Would you output the lines from the one with "OCR this image." through the last line of the material below, exactly, but without pictures?
^^^^
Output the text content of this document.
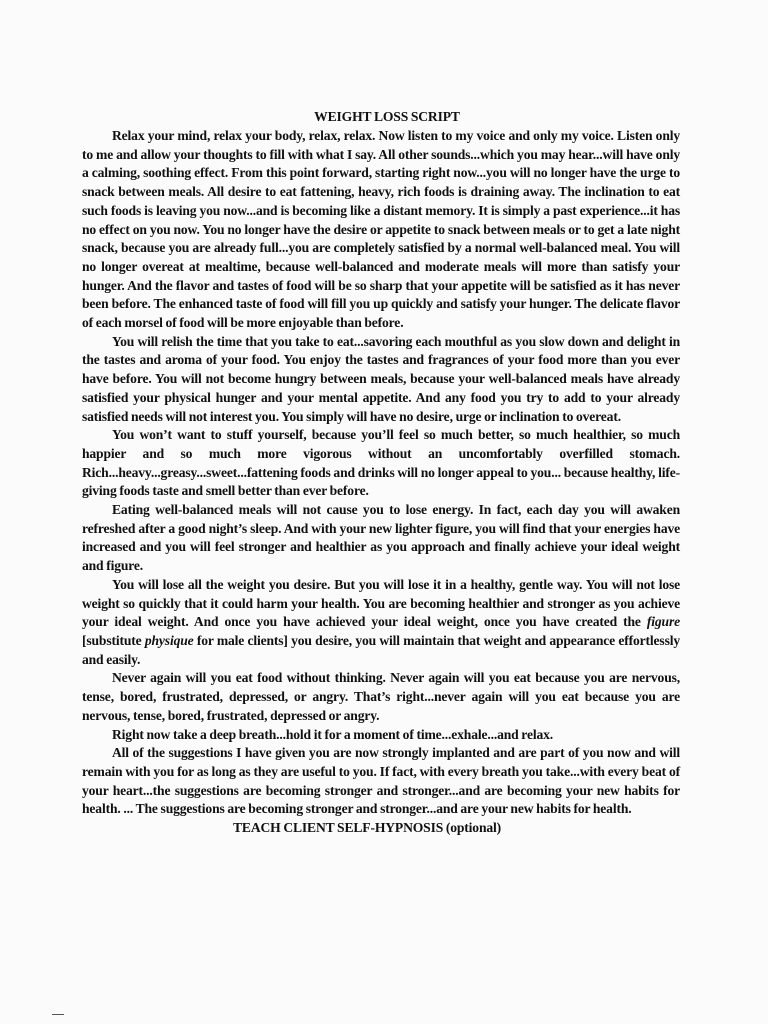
WEIGHT LOSS SCRIPT

Relax your mind, relax your body, relax, relax. Now listen to my voice and only my voice. Listen only to me and allow your thoughts to fill with what I say. All other sounds...which you may hear...will have only a calming, soothing effect. From this point forward, starting right now...you will no longer have the urge to snack between meals. All desire to eat fattening, heavy, rich foods is draining away. The inclination to eat such foods is leaving you now...and is becoming like a distant memory. It is simply a past experience...it has no effect on you now. You no longer have the desire or appetite to snack between meals or to get a late night snack, because you are already full...you are completely satisfied by a normal well-balanced meal. You will no longer overeat at mealtime, because well-balanced and moderate meals will more than satisfy your hunger. And the flavor and tastes of food will be so sharp that your appetite will be satisfied as it has never been before. The enhanced taste of food will fill you up quickly and satisfy your hunger. The delicate flavor of each morsel of food will be more enjoyable than before.

You will relish the time that you take to eat...savoring each mouthful as you slow down and delight in the tastes and aroma of your food. You enjoy the tastes and fragrances of your food more than you ever have before. You will not become hungry between meals, because your well-balanced meals have already satisfied your physical hunger and your mental appetite. And any food you try to add to your already satisfied needs will not interest you. You simply will have no desire, urge or inclination to overeat.

You won’t want to stuff yourself, because you’ll feel so much better, so much healthier, so much happier and so much more vigorous without an uncomfortably overfilled stomach. Rich...heavy...greasy...sweet...fattening foods and drinks will no longer appeal to you... because healthy, life-giving foods taste and smell better than ever before.

Eating well-balanced meals will not cause you to lose energy. In fact, each day you will awaken refreshed after a good night’s sleep. And with your new lighter figure, you will find that your energies have increased and you will feel stronger and healthier as you approach and finally achieve your ideal weight and figure.

You will lose all the weight you desire. But you will lose it in a healthy, gentle way. You will not lose weight so quickly that it could harm your health. You are becoming healthier and stronger as you achieve your ideal weight. And once you have achieved your ideal weight, once you have created the figure [substitute physique for male clients] you desire, you will maintain that weight and appearance effortlessly and easily.

Never again will you eat food without thinking. Never again will you eat because you are nervous, tense, bored, frustrated, depressed, or angry. That’s right...never again will you eat because you are nervous, tense, bored, frustrated, depressed or angry.

Right now take a deep breath...hold it for a moment of time...exhale...and relax.

All of the suggestions I have given you are now strongly implanted and are part of you now and will remain with you for as long as they are useful to you. If fact, with every breath you take...with every beat of your heart...the suggestions are becoming stronger and stronger...and are becoming your new habits for health. ... The suggestions are becoming stronger and stronger...and are your new habits for health.

TEACH CLIENT SELF-HYPNOSIS (optional)
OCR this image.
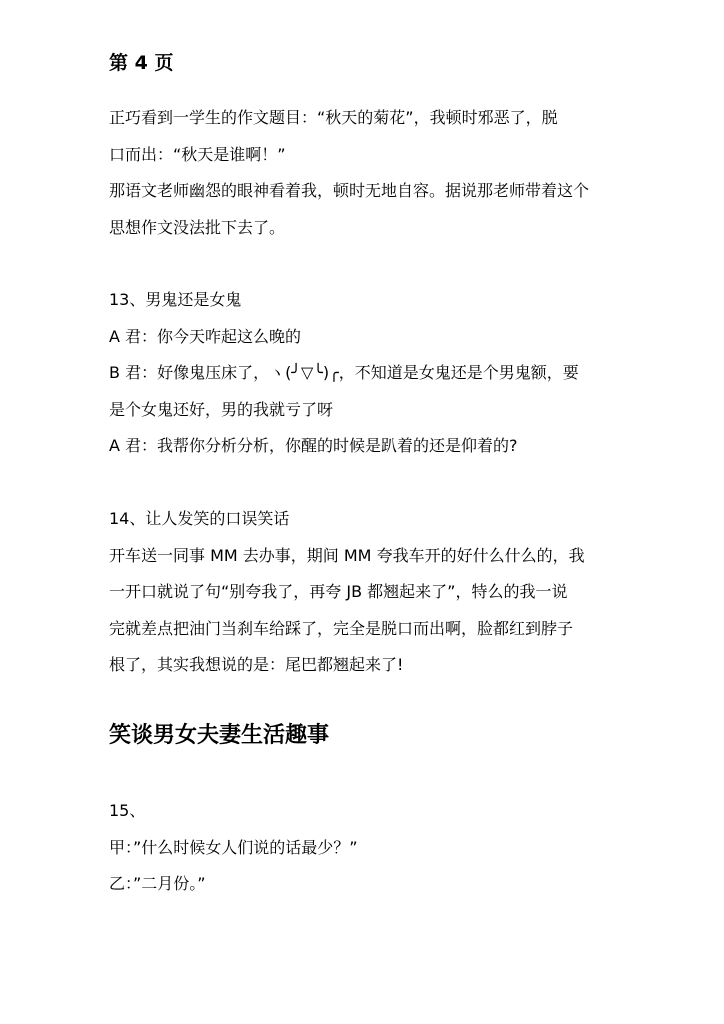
第 4 页
正巧看到一学生的作文题目：“秋天的菊花”，我顿时邪恶了，脱
口而出：“秋天是谁啊！”
那语文老师幽怨的眼神看着我，顿时无地自容。据说那老师带着这个
思想作文没法批下去了。
13、男鬼还是女鬼
A 君：你今天咋起这么晚的
B 君：好像鬼压床了，ヽ(╯▽╰)╭，不知道是女鬼还是个男鬼额，要
是个女鬼还好，男的我就亏了呀
A 君：我帮你分析分析，你醒的时候是趴着的还是仰着的?
14、让人发笑的口误笑话
开车送一同事 MM 去办事，期间 MM 夸我车开的好什么什么的，我
一开口就说了句“别夸我了，再夸 JB 都翘起来了”，特么的我一说
完就差点把油门当刹车给踩了，完全是脱口而出啊，脸都红到脖子
根了，其实我想说的是：尾巴都翘起来了!
笑谈男女夫妻生活趣事
15、
甲：”什么时候女人们说的话最少？”
乙：”二月份。”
^^^^
» Complete answer
OCR this image.
第 4 页
正巧看到一学生的作文题目：“秋天的菊花”，我顿时邪恶了，脱
口而出：“秋天是谁啊！”
那语文老师幽怨的眼神看着我，顿时无地自容。据说那老师带着这个
思想作文没法批下去了。
13、男鬼还是女鬼
A 君：你今天咋起这么晚的
B 君：好像鬼压床了，ヽ(╯▽╰)╭，不知道是女鬼还是个男鬼额，要
是个女鬼还好，男的我就亏了呀
A 君：我帮你分析分析，你醒的时候是趴着的还是仰着的?
14、让人发笑的口误笑话
开车送一同事 MM 去办事，期间 MM 夸我车开的好什么什么的，我
一开口就说了句“别夸我了，再夸 JB 都翘起来了”，特么的我一说
完就差点把油门当刹车给踩了，完全是脱口而出啊，脸都红到脖子
根了，其实我想说的是：尾巴都翘起来了!
笑谈男女夫妻生活趣事
15、
甲：”什么时候女人们说的话最少？”
乙：”二月份。”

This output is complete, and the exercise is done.